[GIVEN INFORMATION]:
============================================================
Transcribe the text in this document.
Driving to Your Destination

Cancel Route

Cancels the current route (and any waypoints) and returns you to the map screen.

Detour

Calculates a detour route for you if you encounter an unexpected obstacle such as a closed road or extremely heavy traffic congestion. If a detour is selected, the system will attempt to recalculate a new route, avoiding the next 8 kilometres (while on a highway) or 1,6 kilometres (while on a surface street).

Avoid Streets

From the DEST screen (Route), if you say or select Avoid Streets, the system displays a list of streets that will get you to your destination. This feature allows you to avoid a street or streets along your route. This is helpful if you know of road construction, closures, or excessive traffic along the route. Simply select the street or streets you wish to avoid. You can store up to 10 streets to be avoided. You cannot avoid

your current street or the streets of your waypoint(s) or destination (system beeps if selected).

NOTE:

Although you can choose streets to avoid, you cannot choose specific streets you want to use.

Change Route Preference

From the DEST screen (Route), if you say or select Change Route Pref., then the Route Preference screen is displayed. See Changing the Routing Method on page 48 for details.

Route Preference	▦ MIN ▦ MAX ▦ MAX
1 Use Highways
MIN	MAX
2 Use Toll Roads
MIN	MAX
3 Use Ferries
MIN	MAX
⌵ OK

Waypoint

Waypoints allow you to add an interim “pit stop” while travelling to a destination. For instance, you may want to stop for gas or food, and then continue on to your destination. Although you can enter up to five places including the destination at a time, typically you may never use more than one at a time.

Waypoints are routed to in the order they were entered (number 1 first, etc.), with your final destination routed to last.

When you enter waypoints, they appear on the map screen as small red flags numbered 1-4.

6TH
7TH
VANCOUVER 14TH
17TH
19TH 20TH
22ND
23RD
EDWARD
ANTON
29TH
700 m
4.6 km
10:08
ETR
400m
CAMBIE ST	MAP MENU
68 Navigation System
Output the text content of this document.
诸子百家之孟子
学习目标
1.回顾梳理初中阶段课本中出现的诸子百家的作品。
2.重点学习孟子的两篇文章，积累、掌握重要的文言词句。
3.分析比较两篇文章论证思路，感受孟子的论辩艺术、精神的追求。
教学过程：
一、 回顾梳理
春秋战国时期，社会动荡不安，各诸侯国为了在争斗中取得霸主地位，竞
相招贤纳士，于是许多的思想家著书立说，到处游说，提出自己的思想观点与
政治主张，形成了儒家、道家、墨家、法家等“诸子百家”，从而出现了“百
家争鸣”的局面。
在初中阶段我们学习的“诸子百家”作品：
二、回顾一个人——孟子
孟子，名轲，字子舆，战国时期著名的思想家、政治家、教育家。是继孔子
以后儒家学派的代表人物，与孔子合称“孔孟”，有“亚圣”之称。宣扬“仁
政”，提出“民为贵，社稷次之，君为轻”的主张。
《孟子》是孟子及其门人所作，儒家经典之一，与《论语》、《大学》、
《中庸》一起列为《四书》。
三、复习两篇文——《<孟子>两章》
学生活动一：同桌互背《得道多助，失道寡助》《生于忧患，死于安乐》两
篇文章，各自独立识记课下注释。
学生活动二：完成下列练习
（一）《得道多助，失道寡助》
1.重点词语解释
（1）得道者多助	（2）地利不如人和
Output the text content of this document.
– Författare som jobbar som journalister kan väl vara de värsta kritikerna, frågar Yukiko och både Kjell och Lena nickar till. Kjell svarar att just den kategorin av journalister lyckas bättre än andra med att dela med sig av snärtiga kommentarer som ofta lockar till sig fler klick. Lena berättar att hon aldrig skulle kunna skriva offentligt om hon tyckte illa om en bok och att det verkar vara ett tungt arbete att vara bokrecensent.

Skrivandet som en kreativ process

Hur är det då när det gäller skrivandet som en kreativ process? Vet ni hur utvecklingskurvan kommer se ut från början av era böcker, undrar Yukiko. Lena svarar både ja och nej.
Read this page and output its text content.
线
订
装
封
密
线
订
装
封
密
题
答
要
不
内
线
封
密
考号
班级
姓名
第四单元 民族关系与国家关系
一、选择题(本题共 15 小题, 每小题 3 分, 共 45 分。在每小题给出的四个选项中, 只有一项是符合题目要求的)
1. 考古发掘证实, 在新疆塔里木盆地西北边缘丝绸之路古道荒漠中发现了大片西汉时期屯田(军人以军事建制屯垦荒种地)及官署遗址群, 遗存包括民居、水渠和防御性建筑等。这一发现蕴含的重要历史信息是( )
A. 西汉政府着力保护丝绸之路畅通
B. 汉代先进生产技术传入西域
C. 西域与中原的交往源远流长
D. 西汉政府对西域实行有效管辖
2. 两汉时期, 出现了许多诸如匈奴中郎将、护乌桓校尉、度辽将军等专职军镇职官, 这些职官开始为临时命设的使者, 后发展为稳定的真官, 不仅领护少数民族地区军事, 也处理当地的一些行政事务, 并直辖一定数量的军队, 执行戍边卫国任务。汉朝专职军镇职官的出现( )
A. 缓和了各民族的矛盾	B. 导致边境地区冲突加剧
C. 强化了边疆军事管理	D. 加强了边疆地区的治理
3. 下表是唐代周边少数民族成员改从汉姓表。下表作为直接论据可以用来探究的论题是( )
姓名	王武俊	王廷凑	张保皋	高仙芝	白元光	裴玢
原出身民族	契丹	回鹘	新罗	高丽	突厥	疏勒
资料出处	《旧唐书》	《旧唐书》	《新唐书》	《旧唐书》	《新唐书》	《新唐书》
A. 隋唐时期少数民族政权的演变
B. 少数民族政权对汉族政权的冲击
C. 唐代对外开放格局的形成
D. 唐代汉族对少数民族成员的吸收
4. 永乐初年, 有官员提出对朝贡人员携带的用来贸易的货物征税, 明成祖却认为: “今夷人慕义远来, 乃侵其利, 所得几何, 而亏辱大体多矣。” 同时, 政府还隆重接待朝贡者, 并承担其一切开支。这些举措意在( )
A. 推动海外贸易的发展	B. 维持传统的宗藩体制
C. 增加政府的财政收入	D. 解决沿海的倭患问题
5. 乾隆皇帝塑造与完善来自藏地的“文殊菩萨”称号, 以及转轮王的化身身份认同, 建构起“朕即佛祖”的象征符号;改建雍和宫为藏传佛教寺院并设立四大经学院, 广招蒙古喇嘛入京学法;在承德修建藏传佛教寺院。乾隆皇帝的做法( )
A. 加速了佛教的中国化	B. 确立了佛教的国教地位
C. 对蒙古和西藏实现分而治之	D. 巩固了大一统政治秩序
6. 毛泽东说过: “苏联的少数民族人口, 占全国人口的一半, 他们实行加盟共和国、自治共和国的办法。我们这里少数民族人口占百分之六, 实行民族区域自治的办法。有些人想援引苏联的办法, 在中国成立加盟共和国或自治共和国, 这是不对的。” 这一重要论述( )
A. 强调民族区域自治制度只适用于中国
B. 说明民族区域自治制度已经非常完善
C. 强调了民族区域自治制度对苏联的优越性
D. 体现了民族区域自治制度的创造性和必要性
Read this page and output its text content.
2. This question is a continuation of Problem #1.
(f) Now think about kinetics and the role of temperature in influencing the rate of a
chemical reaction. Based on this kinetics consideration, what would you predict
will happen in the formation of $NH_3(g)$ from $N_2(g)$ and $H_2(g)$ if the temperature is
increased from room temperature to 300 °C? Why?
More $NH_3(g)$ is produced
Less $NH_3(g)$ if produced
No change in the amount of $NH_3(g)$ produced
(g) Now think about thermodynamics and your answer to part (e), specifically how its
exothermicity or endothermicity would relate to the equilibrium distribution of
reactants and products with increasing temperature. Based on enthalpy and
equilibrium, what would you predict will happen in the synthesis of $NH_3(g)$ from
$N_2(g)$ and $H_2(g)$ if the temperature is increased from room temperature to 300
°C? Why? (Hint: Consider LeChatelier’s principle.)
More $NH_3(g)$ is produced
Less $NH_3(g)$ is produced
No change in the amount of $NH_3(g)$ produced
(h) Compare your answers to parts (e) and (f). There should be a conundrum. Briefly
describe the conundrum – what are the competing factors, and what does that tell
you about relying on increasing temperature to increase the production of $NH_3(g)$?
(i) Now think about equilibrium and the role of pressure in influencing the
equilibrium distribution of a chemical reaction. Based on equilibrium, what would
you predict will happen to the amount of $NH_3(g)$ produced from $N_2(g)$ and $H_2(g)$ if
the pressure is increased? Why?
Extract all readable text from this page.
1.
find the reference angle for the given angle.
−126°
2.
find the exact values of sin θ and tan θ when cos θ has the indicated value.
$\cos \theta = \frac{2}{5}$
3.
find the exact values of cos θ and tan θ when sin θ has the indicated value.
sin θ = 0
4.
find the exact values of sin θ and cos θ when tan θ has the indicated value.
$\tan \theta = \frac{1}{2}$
============================================================
Tally how many lines of the material contain the word "得道多助". The answer must be the number and nothing else.

[EXERCISE ANSWER]:
2